TASK PROMPT: Write the number of lines holding the word "username", and nothing else.

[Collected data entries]
● ● ●

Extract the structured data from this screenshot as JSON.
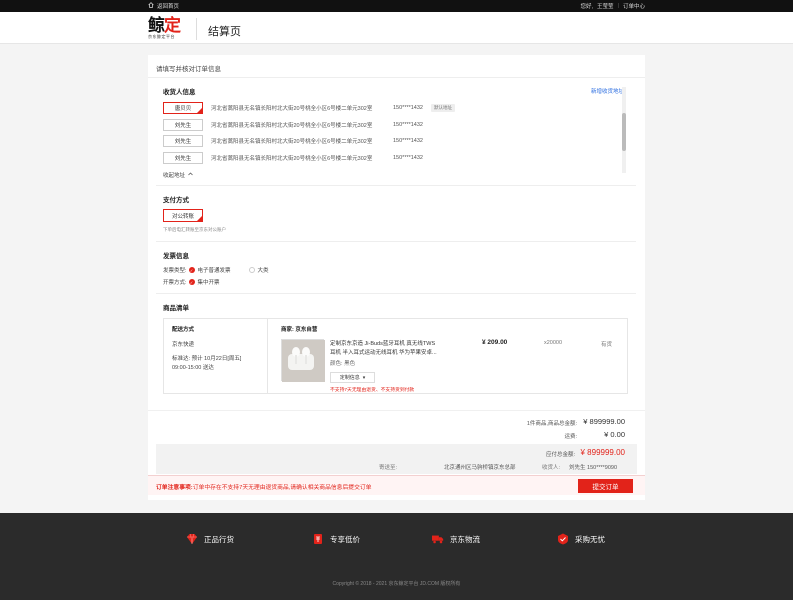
{
  "topbar": {
    "home_label": "返回首页",
    "greeting": "您好,",
    "username": "王莹莹",
    "order_center": "订单中心"
  },
  "header": {
    "logo_main_a": "鲸",
    "logo_main_b": "定",
    "logo_sub": "京东鲸定平台",
    "page_title": "结算页"
  },
  "card": {
    "heading": "请填写并核对订单信息"
  },
  "receiver": {
    "title": "收货人信息",
    "add_link": "新增收货地址",
    "collapse_label": "收起地址",
    "addresses": [
      {
        "name": "唐贝贝",
        "address": "河北省蒿阳县无名镇长阳村北大街20号桃全小区6号楼二单元302室",
        "phone": "150****1432",
        "badge": "默认地址"
      },
      {
        "name": "刘先生",
        "address": "河北省蒿阳县无名镇长阳村北大街20号桃全小区6号楼二单元302室",
        "phone": "150****1432"
      },
      {
        "name": "刘先生",
        "address": "河北省蒿阳县无名镇长阳村北大街20号桃全小区6号楼二单元302室",
        "phone": "150****1432"
      },
      {
        "name": "刘先生",
        "address": "河北省蒿阳县无名镇长阳村北大街20号桃全小区6号楼二单元302室",
        "phone": "150****1432"
      }
    ]
  },
  "payment": {
    "title": "支付方式",
    "method": "对公转账",
    "note": "下单后电汇转账至京东对公账户"
  },
  "invoice": {
    "title": "发票信息",
    "type_label": "发票类型:",
    "type_selected": "电子普通发票",
    "type_other": "大类",
    "mode_label": "开票方式:",
    "mode_selected": "集中开票"
  },
  "goods": {
    "title": "商品清单",
    "ship_title": "配送方式",
    "ship_method": "京东快递",
    "ship_time_label": "标准达:",
    "ship_time": "预计 10月22日[周五]",
    "ship_window": "09:00-15:00 送达",
    "seller_label": "商家:",
    "seller": "京东自营",
    "product_name_1": "定制京东京造 Ji-Buds蓝牙耳机 真无线TWS",
    "product_name_2": "耳机 半入耳式运动无线耳机 华为苹果安卓...",
    "color_label": "颜色:",
    "color": "黑色",
    "custom_btn": "定制信息",
    "warning": "不支持7天无理由退货、不支持货到付款",
    "price": "¥ 209.00",
    "qty": "x20000",
    "stock": "有货"
  },
  "summary": {
    "count_text": "1件商品,商品总金额:",
    "goods_total": "¥ 899999.00",
    "freight_label": "运费:",
    "freight": "¥ 0.00",
    "payable_label": "应付总金额:",
    "payable": "¥ 899999.00",
    "ship_to_label": "寄送至:",
    "ship_to": "北京通州区马驹桥镇京东总部",
    "receiver_label": "收货人:",
    "receiver": "刘先生 150****9090"
  },
  "notice": {
    "label": "订单注意事项:",
    "text": "订单中存在不支持7天无理由退货商品,请确认相关商品信息后提交订单",
    "submit": "提交订单"
  },
  "footer": {
    "features": [
      {
        "icon": "diamond-icon",
        "label": "正品行货"
      },
      {
        "icon": "price-tag-icon",
        "label": "专享低价"
      },
      {
        "icon": "truck-icon",
        "label": "京东物流"
      },
      {
        "icon": "shield-icon",
        "label": "采购无忧"
      }
    ],
    "copyright": "Copyright © 2018 - 2021 京东鲸定平台 JD.COM 版权所有"
  },
  "colors": {
    "accent": "#e2231a",
    "link": "#2b6de0",
    "footer_bg": "#2b2b2b"
  }
}
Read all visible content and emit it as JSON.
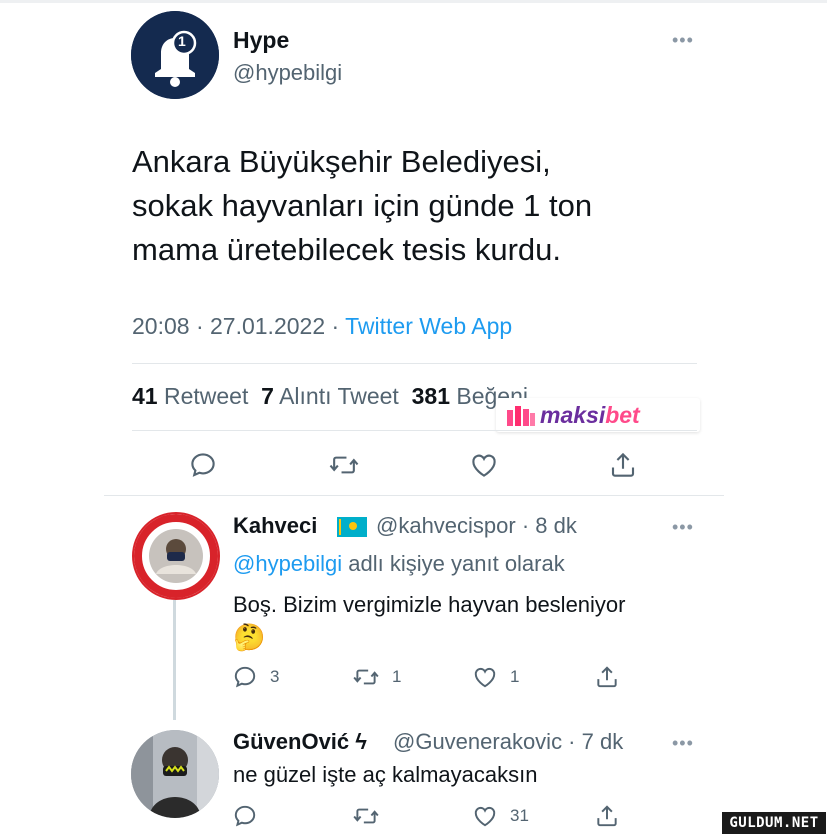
{
  "main_tweet": {
    "author_name": "Hype",
    "author_handle": "@hypebilgi",
    "avatar_badge": "1",
    "text_lines": [
      "Ankara Büyükşehir Belediyesi,",
      "sokak hayvanları için günde 1 ton",
      "mama üretebilecek tesis kurdu."
    ],
    "timestamp": "20:08 · 27.01.2022 · ",
    "source_app": "Twitter Web App",
    "stats": {
      "retweet_count": "41",
      "retweet_label": "Retweet",
      "quote_count": "7",
      "quote_label": "Alıntı Tweet",
      "like_count": "381",
      "like_label": "Beğeni"
    }
  },
  "watermark": {
    "brand_main": "maksi",
    "brand_accent": "bet"
  },
  "replies": [
    {
      "name": "Kahveci",
      "flag": "kazakhstan-flag-icon",
      "handle_time": "@kahvecispor · 8 dk",
      "reply_to_mention": "@hypebilgi",
      "reply_to_suffix": " adlı kişiye yanıt olarak",
      "text": "Boş. Bizim vergimizle hayvan besleniyor",
      "emoji": "🤔",
      "reply_count": "3",
      "retweet_count": "1",
      "like_count": "1"
    },
    {
      "name": "GüvenOvić",
      "lightning": "ϟ",
      "handle_time": "@Guvenerakovic · 7 dk",
      "text": "ne güzel işte aç kalmayacaksın",
      "like_count": "31"
    }
  ],
  "footer_watermark": "GULDUM.NET",
  "colors": {
    "link": "#1d9bf0",
    "secondary_text": "#536471",
    "avatar_bg": "#142a4f"
  }
}
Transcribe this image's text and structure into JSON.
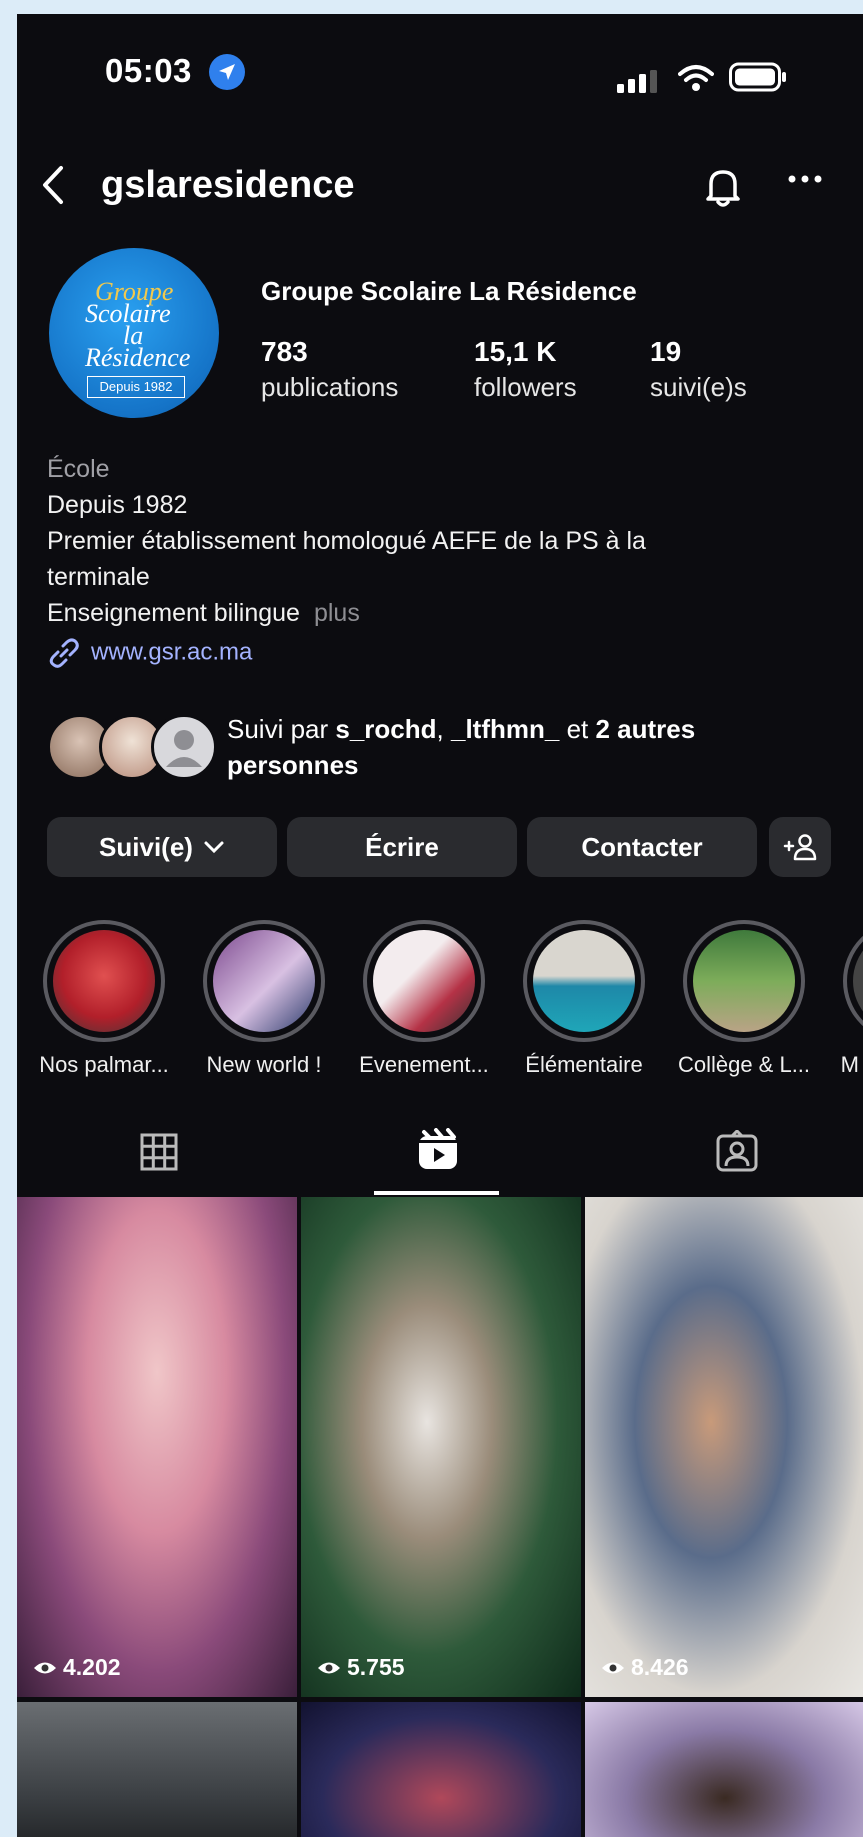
{
  "status_bar": {
    "time": "05:03"
  },
  "header": {
    "username": "gslaresidence"
  },
  "avatar": {
    "line1": "Groupe",
    "line2": "Scolaire",
    "line3": "la",
    "line4": "Résidence",
    "depuis": "Depuis 1982"
  },
  "profile": {
    "name": "Groupe Scolaire La Résidence",
    "stats": [
      {
        "value": "783",
        "label": "publications"
      },
      {
        "value": "15,1 K",
        "label": "followers"
      },
      {
        "value": "19",
        "label": "suivi(e)s"
      }
    ]
  },
  "bio": {
    "category": "École",
    "line1": "Depuis 1982",
    "line2": "Premier établissement homologué AEFE de la PS à la",
    "line3": "terminale",
    "line4": "Enseignement bilingue",
    "more": "plus",
    "link": "www.gsr.ac.ma"
  },
  "followed_by": {
    "prefix": "Suivi par ",
    "user1": "s_rochd",
    "sep": ", ",
    "user2": "_ltfhmn_",
    "and": " et ",
    "others": "2 autres",
    "others2": "personnes"
  },
  "buttons": {
    "following": "Suivi(e)",
    "message": "Écrire",
    "contact": "Contacter"
  },
  "highlights": [
    {
      "label": "Nos palmar..."
    },
    {
      "label": "New world !"
    },
    {
      "label": "Evenement..."
    },
    {
      "label": "Élémentaire"
    },
    {
      "label": "Collège & L..."
    },
    {
      "label": "M"
    }
  ],
  "reels": [
    {
      "views": "4.202"
    },
    {
      "views": "5.755"
    },
    {
      "views": "8.426"
    }
  ],
  "colors": {
    "background": "#0c0c10",
    "button": "#2a2b2f",
    "link": "#a4b3ff",
    "location_badge": "#2f80ed"
  }
}
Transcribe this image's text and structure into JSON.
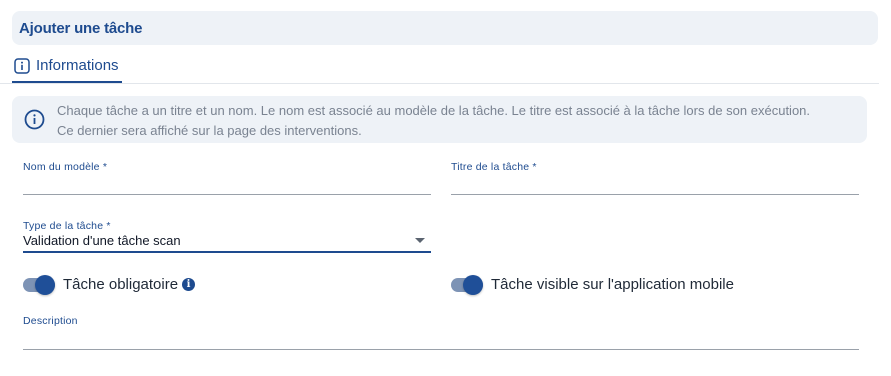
{
  "header": {
    "title": "Ajouter une tâche"
  },
  "tabs": [
    {
      "label": "Informations",
      "icon": "info-icon"
    }
  ],
  "info_box": {
    "icon": "info-circle-icon",
    "text": "Chaque tâche a un titre et un nom. Le nom est associé au modèle de la tâche. Le titre est associé à la tâche lors de son exécution. Ce dernier sera affiché sur la page des interventions."
  },
  "form": {
    "model_name": {
      "label": "Nom du modèle *",
      "value": ""
    },
    "task_title": {
      "label": "Titre de la tâche *",
      "value": ""
    },
    "task_type": {
      "label": "Type de la tâche *",
      "value": "Validation d'une tâche scan"
    },
    "mandatory_toggle": {
      "label": "Tâche obligatoire",
      "checked": true,
      "info_icon": "info-icon"
    },
    "mobile_toggle": {
      "label": "Tâche visible sur l'application mobile",
      "checked": true
    },
    "description": {
      "label": "Description",
      "value": ""
    }
  },
  "colors": {
    "accent": "#1e4b8f",
    "panel_bg": "#eef2f7",
    "toggle_track": "#7d93b5"
  }
}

● ● ●

THE REPLY: 2